• [TASK STATEMENT]
Retype all the records with nothing changed.

(Data records)
════
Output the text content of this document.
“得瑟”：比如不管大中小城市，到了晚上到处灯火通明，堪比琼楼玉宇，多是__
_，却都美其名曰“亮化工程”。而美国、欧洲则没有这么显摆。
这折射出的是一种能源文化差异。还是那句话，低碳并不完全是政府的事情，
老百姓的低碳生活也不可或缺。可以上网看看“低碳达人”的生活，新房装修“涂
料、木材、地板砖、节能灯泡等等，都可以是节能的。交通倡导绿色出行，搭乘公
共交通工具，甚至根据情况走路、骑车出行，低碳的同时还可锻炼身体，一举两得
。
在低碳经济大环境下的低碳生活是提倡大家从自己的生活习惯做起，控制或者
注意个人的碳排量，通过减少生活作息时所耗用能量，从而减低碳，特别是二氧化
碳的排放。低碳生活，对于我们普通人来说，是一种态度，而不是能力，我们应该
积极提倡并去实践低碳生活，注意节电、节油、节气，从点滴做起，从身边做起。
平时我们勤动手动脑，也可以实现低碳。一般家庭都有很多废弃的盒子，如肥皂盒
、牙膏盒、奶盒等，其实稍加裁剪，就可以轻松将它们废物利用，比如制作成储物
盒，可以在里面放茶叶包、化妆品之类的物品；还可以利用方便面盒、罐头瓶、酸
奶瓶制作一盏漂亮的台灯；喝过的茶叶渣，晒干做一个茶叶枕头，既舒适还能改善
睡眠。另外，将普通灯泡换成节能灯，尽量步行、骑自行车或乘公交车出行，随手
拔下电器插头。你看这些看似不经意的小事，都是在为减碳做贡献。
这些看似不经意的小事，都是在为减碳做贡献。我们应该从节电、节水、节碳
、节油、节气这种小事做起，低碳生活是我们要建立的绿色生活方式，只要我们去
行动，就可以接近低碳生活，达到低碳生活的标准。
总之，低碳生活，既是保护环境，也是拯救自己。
════
• [THE COMPLETED TASK]
Output the text content of this document.
“得瑟”：比如不管大中小城市，到了晚上到处灯火通明，堪比琼楼玉宇，多是__
_，却都美其名曰“亮化工程”。而美国、欧洲则没有这么显摆。
这折射出的是一种能源文化差异。还是那句话，低碳并不完全是政府的事情，
老百姓的低碳生活也不可或缺。可以上网看看“低碳达人”的生活，新房装修“涂
料、木材、地板砖、节能灯泡等等，都可以是节能的。交通倡导绿色出行，搭乘公
共交通工具，甚至根据情况走路、骑车出行，低碳的同时还可锻炼身体，一举两得
。
在低碳经济大环境下的低碳生活是提倡大家从自己的生活习惯做起，控制或者
注意个人的碳排量，通过减少生活作息时所耗用能量，从而减低碳，特别是二氧化
碳的排放。低碳生活，对于我们普通人来说，是一种态度，而不是能力，我们应该
积极提倡并去实践低碳生活，注意节电、节油、节气，从点滴做起，从身边做起。
平时我们勤动手动脑，也可以实现低碳。一般家庭都有很多废弃的盒子，如肥皂盒
、牙膏盒、奶盒等，其实稍加裁剪，就可以轻松将它们废物利用，比如制作成储物
盒，可以在里面放茶叶包、化妆品之类的物品；还可以利用方便面盒、罐头瓶、酸
奶瓶制作一盏漂亮的台灯；喝过的茶叶渣，晒干做一个茶叶枕头，既舒适还能改善
睡眠。另外，将普通灯泡换成节能灯，尽量步行、骑自行车或乘公交车出行，随手
拔下电器插头。你看这些看似不经意的小事，都是在为减碳做贡献。
这些看似不经意的小事，都是在为减碳做贡献。我们应该从节电、节水、节碳
、节油、节气这种小事做起，低碳生活是我们要建立的绿色生活方式，只要我们去
行动，就可以接近低碳生活，达到低碳生活的标准。
总之，低碳生活，既是保护环境，也是拯救自己。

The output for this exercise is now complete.